In the records below, print each line exactly and leave every image out.

Stored data:
^^^^^^^^^^^^^^^^
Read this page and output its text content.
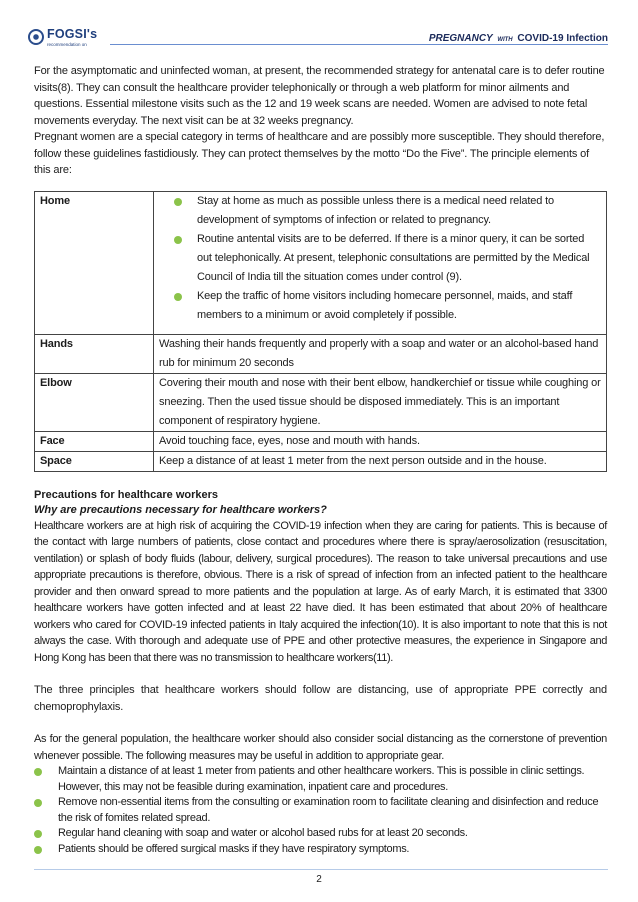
FOGSI's
recommendation on
PREGNANCY WITH COVID-19 Infection

For the asymptomatic and uninfected woman, at present, the recommended strategy for antenatal care is to defer routine visits(8). They can consult the healthcare provider telephonically or through a web platform for minor ailments and questions. Essential milestone visits such as the 12 and 19 week scans are needed. Women are advised to note fetal movements everyday. The next visit can be at 32 weeks pregnancy.

Pregnant women are a special category in terms of healthcare and are possibly more susceptible. They should therefore, follow these guidelines fastidiously. They can protect themselves by the motto “Do the Five”. The principle elements of this are:

Home	Stay at home as much as possible unless there is a medical need related to development of symptoms of infection or related to pregnancy.
Routine antental visits are to be deferred. If there is a minor query, it can be sorted out telephonically. At present, telephonic consultations are permitted by the Medical Council of India till the situation comes under control (9).
Keep the traffic of home visitors including homecare personnel, maids, and staff members to a minimum or avoid completely if possible.

Hands	Washing their hands frequently and properly with a soap and water or an alcohol-based hand rub for minimum 20 seconds
Elbow	Covering their mouth and nose with their bent elbow, handkerchief or tissue while coughing or sneezing. Then the used tissue should be disposed immediately. This is an important component of respiratory hygiene.
Face	Avoid touching face, eyes, nose and mouth with hands.
Space	Keep a distance of at least 1 meter from the next person outside and in the house.
Precautions for healthcare workers
Why are precautions necessary for healthcare workers?

Healthcare workers are at high risk of acquiring the COVID-19 infection when they are caring for patients. This is because of the contact with large numbers of patients, close contact and procedures where there is spray/aerosolization (resuscitation, ventilation) or splash of body fluids (labour, delivery, surgical procedures). The reason to take universal precautions and use appropriate precautions is therefore, obvious. There is a risk of spread of infection from an infected patient to the healthcare provider and then onward spread to more patients and the population at large. As of early March, it is estimated that 3300 healthcare workers have gotten infected and at least 22 have died. It has been estimated that about 20% of healthcare workers who cared for COVID-19 infected patients in Italy acquired the infection(10). It is also important to note that this is not always the case. With thorough and adequate use of PPE and other protective measures, the experience in Singapore and Hong Kong has been that there was no transmission to healthcare workers(11).

The three principles that healthcare workers should follow are distancing, use of appropriate PPE correctly and chemoprophylaxis.

As for the general population, the healthcare worker should also consider social distancing as the cornerstone of prevention whenever possible. The following measures may be useful in addition to appropriate gear.

Maintain a distance of at least 1 meter from patients and other healthcare workers. This is possible in clinic settings. However, this may not be feasible during examination, inpatient care and procedures.
Remove non-essential items from the consulting or examination room to facilitate cleaning and disinfection and reduce the risk of fomites related spread.
Regular hand cleaning with soap and water or alcohol based rubs for at least 20 seconds.
Patients should be offered surgical masks if they have respiratory symptoms.
2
^^^^^^^^^^^^^^^^
▸ **RESULT**
Read this page and output its text content.
FOGSI's
recommendation on
PREGNANCY WITH COVID-19 Infection

For the asymptomatic and uninfected woman, at present, the recommended strategy for antenatal care is to defer routine visits(8). They can consult the healthcare provider telephonically or through a web platform for minor ailments and questions. Essential milestone visits such as the 12 and 19 week scans are needed. Women are advised to note fetal movements everyday. The next visit can be at 32 weeks pregnancy.

Pregnant women are a special category in terms of healthcare and are possibly more susceptible. They should therefore, follow these guidelines fastidiously. They can protect themselves by the motto “Do the Five”. The principle elements of this are:

Home	Stay at home as much as possible unless there is a medical need related to development of symptoms of infection or related to pregnancy.
Routine antental visits are to be deferred. If there is a minor query, it can be sorted out telephonically. At present, telephonic consultations are permitted by the Medical Council of India till the situation comes under control (9).
Keep the traffic of home visitors including homecare personnel, maids, and staff members to a minimum or avoid completely if possible.

Hands	Washing their hands frequently and properly with a soap and water or an alcohol-based hand rub for minimum 20 seconds
Elbow	Covering their mouth and nose with their bent elbow, handkerchief or tissue while coughing or sneezing. Then the used tissue should be disposed immediately. This is an important component of respiratory hygiene.
Face	Avoid touching face, eyes, nose and mouth with hands.
Space	Keep a distance of at least 1 meter from the next person outside and in the house.
Precautions for healthcare workers
Why are precautions necessary for healthcare workers?

Healthcare workers are at high risk of acquiring the COVID-19 infection when they are caring for patients. This is because of the contact with large numbers of patients, close contact and procedures where there is spray/aerosolization (resuscitation, ventilation) or splash of body fluids (labour, delivery, surgical procedures). The reason to take universal precautions and use appropriate precautions is therefore, obvious. There is a risk of spread of infection from an infected patient to the healthcare provider and then onward spread to more patients and the population at large. As of early March, it is estimated that 3300 healthcare workers have gotten infected and at least 22 have died. It has been estimated that about 20% of healthcare workers who cared for COVID-19 infected patients in Italy acquired the infection(10). It is also important to note that this is not always the case. With thorough and adequate use of PPE and other protective measures, the experience in Singapore and Hong Kong has been that there was no transmission to healthcare workers(11).

The three principles that healthcare workers should follow are distancing, use of appropriate PPE correctly and chemoprophylaxis.

As for the general population, the healthcare worker should also consider social distancing as the cornerstone of prevention whenever possible. The following measures may be useful in addition to appropriate gear.

Maintain a distance of at least 1 meter from patients and other healthcare workers. This is possible in clinic settings. However, this may not be feasible during examination, inpatient care and procedures.
Remove non-essential items from the consulting or examination room to facilitate cleaning and disinfection and reduce the risk of fomites related spread.
Regular hand cleaning with soap and water or alcohol based rubs for at least 20 seconds.
Patients should be offered surgical masks if they have respiratory symptoms.
2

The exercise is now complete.